*** Opening of EXERCISE TEXT ***
After many years and collaborations between the campus Veterans Resource Center (VRC), Veterans Affairs Greater Los Angeles Healthcare System (VAGLAHS), and congresswoman Judy Chu, Pasadena City College (PCC) will be bringing the first veterans primary care clinic to the campus.
Chu (D-Monterey Park) has expressed the need for a new VA primary care clinic for years. During the 2014 and 2015 Veteran’s Day celebration, Chu reminded people about the ongoing discussion around the clinic. By working closely together, the group is proud to be finally bringing the first clinic of its kind to the San Gabriel Valley (SGV).
According to Chu’s website, this would be the first time the VA has agreed to partner with a community college to locate a health center for veterans on campus.
The exact location for the new facility has not been set in stone, but there are tentative plans to have it placed in the upper quarter of Lot 3.
“The Veterans Resource Center would relocate next to the clinic to create ‘Veterans Village’,” said Patricia D’Orange Martin, the coordinator for the VRC. “Much like the Science Village, it’s important to have the clinic and Veterans Resource Center next to each other.”
As it stands today, all veterans in the Los Angeles area, including the SGV, are limited to clinics in the downtown or Westwood area. The three current locations are as close as 13 miles to as far as 27 miles away from the SGV, where, according to a report by the Los Angeles Times, is home to more than 30,000 veterans.
PCC and its veteran’s center has received praise in the past for being one of the nation’s leading community colleges serving veterans. Martin has received accolades for her work within the center for bringing attention to the needs of veterans on and off campus.
“This is a very forward thinking project,” Martin said. “The biggest hurdles has been to develop a protocol for the project.”
Martin explained that once a Memorandum of Understanding (MOU) is reached between the lawyers for the VA and PCC, the Board of Trustees will be left to vote on the MOU.
*** Close of EXERCISE TEXT ***
*** Opening of DATASET EXTRACT ***
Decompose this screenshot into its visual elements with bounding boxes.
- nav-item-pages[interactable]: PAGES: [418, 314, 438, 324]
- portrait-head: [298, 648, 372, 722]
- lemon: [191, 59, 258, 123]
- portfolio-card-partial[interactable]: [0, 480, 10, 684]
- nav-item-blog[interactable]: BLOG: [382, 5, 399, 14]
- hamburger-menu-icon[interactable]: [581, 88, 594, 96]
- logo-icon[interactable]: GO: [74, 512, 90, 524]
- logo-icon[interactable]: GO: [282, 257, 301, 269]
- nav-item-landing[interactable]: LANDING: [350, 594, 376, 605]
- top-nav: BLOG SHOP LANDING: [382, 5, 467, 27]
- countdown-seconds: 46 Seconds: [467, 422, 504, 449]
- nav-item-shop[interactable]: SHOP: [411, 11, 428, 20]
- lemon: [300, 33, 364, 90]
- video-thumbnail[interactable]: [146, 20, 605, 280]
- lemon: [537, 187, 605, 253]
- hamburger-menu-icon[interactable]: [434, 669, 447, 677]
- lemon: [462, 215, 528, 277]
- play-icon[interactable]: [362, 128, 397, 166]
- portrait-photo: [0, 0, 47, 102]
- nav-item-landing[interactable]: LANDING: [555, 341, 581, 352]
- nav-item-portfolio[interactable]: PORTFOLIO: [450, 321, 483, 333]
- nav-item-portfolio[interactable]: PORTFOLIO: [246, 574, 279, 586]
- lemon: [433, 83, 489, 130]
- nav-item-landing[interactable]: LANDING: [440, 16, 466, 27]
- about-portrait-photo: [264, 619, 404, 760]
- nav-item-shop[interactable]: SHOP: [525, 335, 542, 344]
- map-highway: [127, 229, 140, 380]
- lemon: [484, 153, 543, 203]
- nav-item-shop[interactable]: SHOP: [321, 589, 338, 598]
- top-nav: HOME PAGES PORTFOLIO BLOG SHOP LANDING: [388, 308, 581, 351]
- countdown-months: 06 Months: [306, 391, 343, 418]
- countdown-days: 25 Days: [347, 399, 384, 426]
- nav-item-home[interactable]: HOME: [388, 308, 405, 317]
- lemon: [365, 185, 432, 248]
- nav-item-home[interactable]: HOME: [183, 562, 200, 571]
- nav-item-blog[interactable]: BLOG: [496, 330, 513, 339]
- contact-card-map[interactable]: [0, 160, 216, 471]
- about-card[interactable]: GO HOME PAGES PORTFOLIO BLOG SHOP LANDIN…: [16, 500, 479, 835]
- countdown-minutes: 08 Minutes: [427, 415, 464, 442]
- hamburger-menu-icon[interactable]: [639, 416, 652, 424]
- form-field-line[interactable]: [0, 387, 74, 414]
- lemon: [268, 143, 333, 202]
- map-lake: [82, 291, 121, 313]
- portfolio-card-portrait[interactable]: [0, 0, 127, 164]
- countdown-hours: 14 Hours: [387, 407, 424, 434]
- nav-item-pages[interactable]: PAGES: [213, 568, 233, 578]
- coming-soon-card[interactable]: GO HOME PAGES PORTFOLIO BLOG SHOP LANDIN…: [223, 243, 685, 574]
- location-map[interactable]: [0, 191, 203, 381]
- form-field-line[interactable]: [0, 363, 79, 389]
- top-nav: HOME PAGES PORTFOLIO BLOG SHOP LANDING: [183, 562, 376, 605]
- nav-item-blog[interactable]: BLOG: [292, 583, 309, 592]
*** Close of DATASET EXTRACT ***
# THINGS TO DO
**A.** From the article about the PCC veterans clinic, list each abbreviation that is introduced in parentheses, together with the full name it stands for.
**B.** Please continue the article about the PCC veterans clinic, starting after its final sentence, which ends "the Board of Trustees will be left to vote on the MOU."

# RESPONSES TO THE EXERCISE
**A.**
- VRC: Veterans Resource Center
- VAGLAHS: Veterans Affairs Greater Los Angeles Healthcare System
- PCC: Pasadena City College
- SGV: San Gabriel Valley
- MOU: Memorandum of Understanding

**B.**
The level of support for the project became clear once the Board of Trustees gave the fundraising committee the green light to fundraise for this project last year.
“There has been such an overwhelming support from the community,” Martin said. “They were able to raise the $300,000 just by word of mouth.”
The $300,000 is being used to open the center, which will provide a variety of services that the current VRC and student health center cannot adequately facilitate.
“Our current student health services are not equipped to work with the multitude of health issues that many veterans have,” Martin said. “Many of their health issues are derived from their deployment not only in war zones but emergency zones like Katrina.”
Often forgotten are the veterans who suffer physical and mental health issues in non-war zones when exposed to toxins or stressful situations.
“Our veterans are sent all over the world under harsh conditions,” Martin said. “Not just war.”
The biggest improvement sought with the new clinic will be to cut down on appointment wait time, which has gained national attention and notoriety.
“Veterans can wait up from eight to 12 months for an appointment,” Martin said. This has had a particular affect on students as “it can be at a time where they may have a final or critical class.”